**TASK BRIEF**
Skip the images and copy each record exactly as written.

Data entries
^^^^^^^^
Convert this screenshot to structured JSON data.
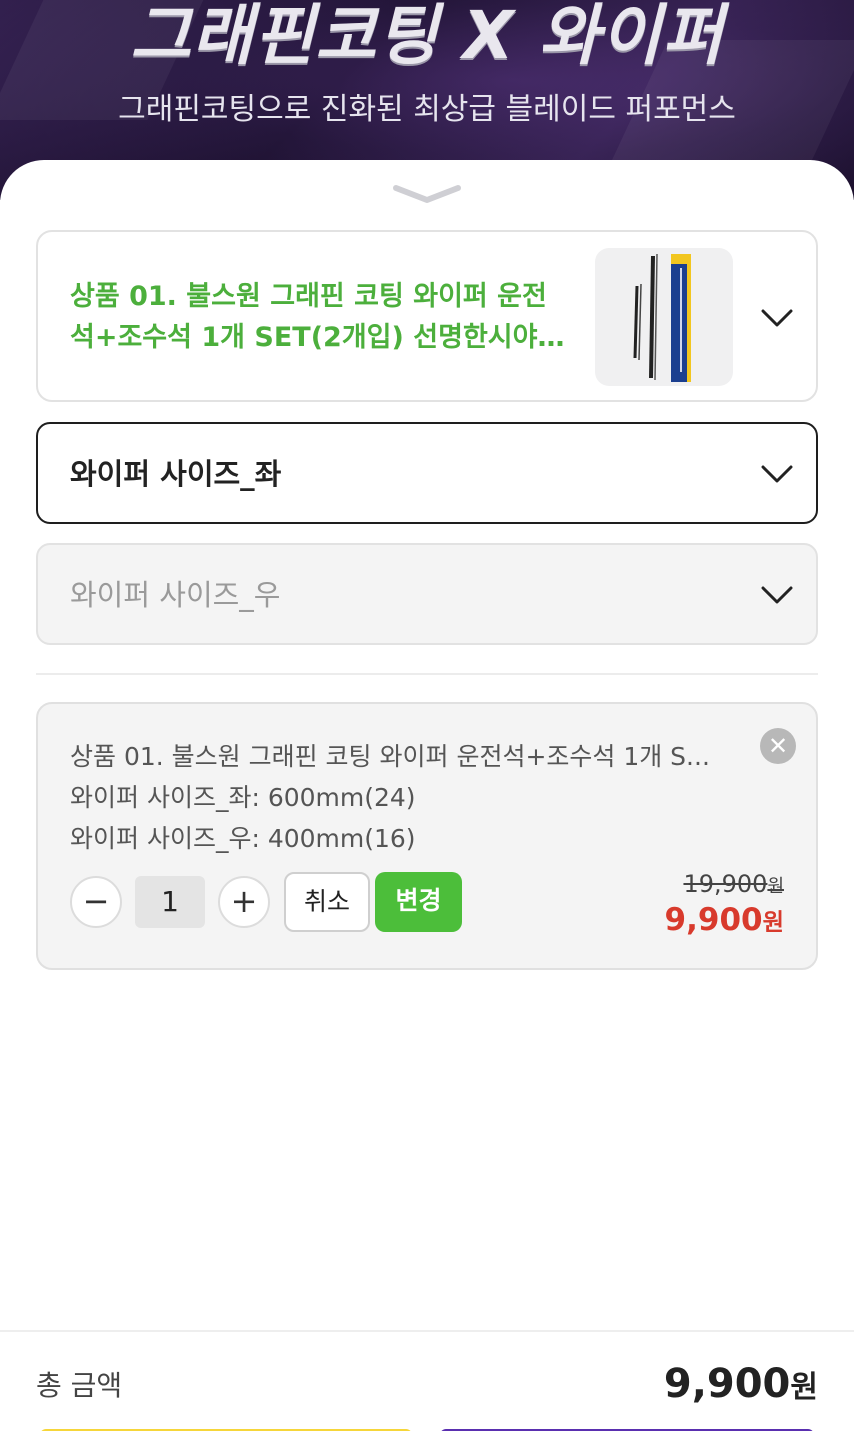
{
  "banner": {
    "title": "그래핀코팅 X 와이퍼",
    "subtitle": "그래핀코팅으로 진화된 최상급 블레이드 퍼포먼스"
  },
  "product_select": {
    "line1": "상품 01. 불스원 그래핀 코팅 와이퍼 운전",
    "line2": "석+조수석 1개 SET(2개입) 선명한시야…",
    "thumbnail_icon": "wiper-product-image"
  },
  "option_left": {
    "label": "와이퍼 사이즈_좌"
  },
  "option_right": {
    "label": "와이퍼 사이즈_우"
  },
  "cart_item": {
    "name": "상품 01. 불스원 그래핀 코팅 와이퍼 운전석+조수석 1개 S...",
    "option_left": "와이퍼 사이즈_좌: 600mm(24)",
    "option_right": "와이퍼 사이즈_우: 400mm(16)",
    "quantity": "1",
    "minus_symbol": "−",
    "plus_symbol": "+",
    "remove_symbol": "✕",
    "cancel_label": "취소",
    "change_label": "변경",
    "original_price": "19,900",
    "sale_price": "9,900",
    "currency": "원"
  },
  "footer": {
    "total_label": "총 금액",
    "total_value": "9,900",
    "currency": "원"
  },
  "colors": {
    "accent_green": "#4cbe3a",
    "product_title_green": "#4caf3c",
    "sale_red": "#d83a2c",
    "banner_purple": "#24163a",
    "button_yellow": "#f6d63a",
    "button_purple": "#5a2fb0"
  }
}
^^^^^^^^
**THE RESPONSE**
Convert this screenshot to structured JSON data.
{
  "banner": {
    "title": "그래핀코팅 X 와이퍼",
    "subtitle": "그래핀코팅으로 진화된 최상급 블레이드 퍼포먼스"
  },
  "product_select": {
    "line1": "상품 01. 불스원 그래핀 코팅 와이퍼 운전",
    "line2": "석+조수석 1개 SET(2개입) 선명한시야…",
    "thumbnail_icon": "wiper-product-image"
  },
  "option_left": {
    "label": "와이퍼 사이즈_좌"
  },
  "option_right": {
    "label": "와이퍼 사이즈_우"
  },
  "cart_item": {
    "name": "상품 01. 불스원 그래핀 코팅 와이퍼 운전석+조수석 1개 S...",
    "option_left": "와이퍼 사이즈_좌: 600mm(24)",
    "option_right": "와이퍼 사이즈_우: 400mm(16)",
    "quantity": "1",
    "minus_symbol": "−",
    "plus_symbol": "+",
    "remove_symbol": "✕",
    "cancel_label": "취소",
    "change_label": "변경",
    "original_price": "19,900",
    "sale_price": "9,900",
    "currency": "원"
  },
  "footer": {
    "total_label": "총 금액",
    "total_value": "9,900",
    "currency": "원"
  },
  "colors": {
    "accent_green": "#4cbe3a",
    "product_title_green": "#4caf3c",
    "sale_red": "#d83a2c",
    "banner_purple": "#24163a",
    "button_yellow": "#f6d63a",
    "button_purple": "#5a2fb0"
  }
}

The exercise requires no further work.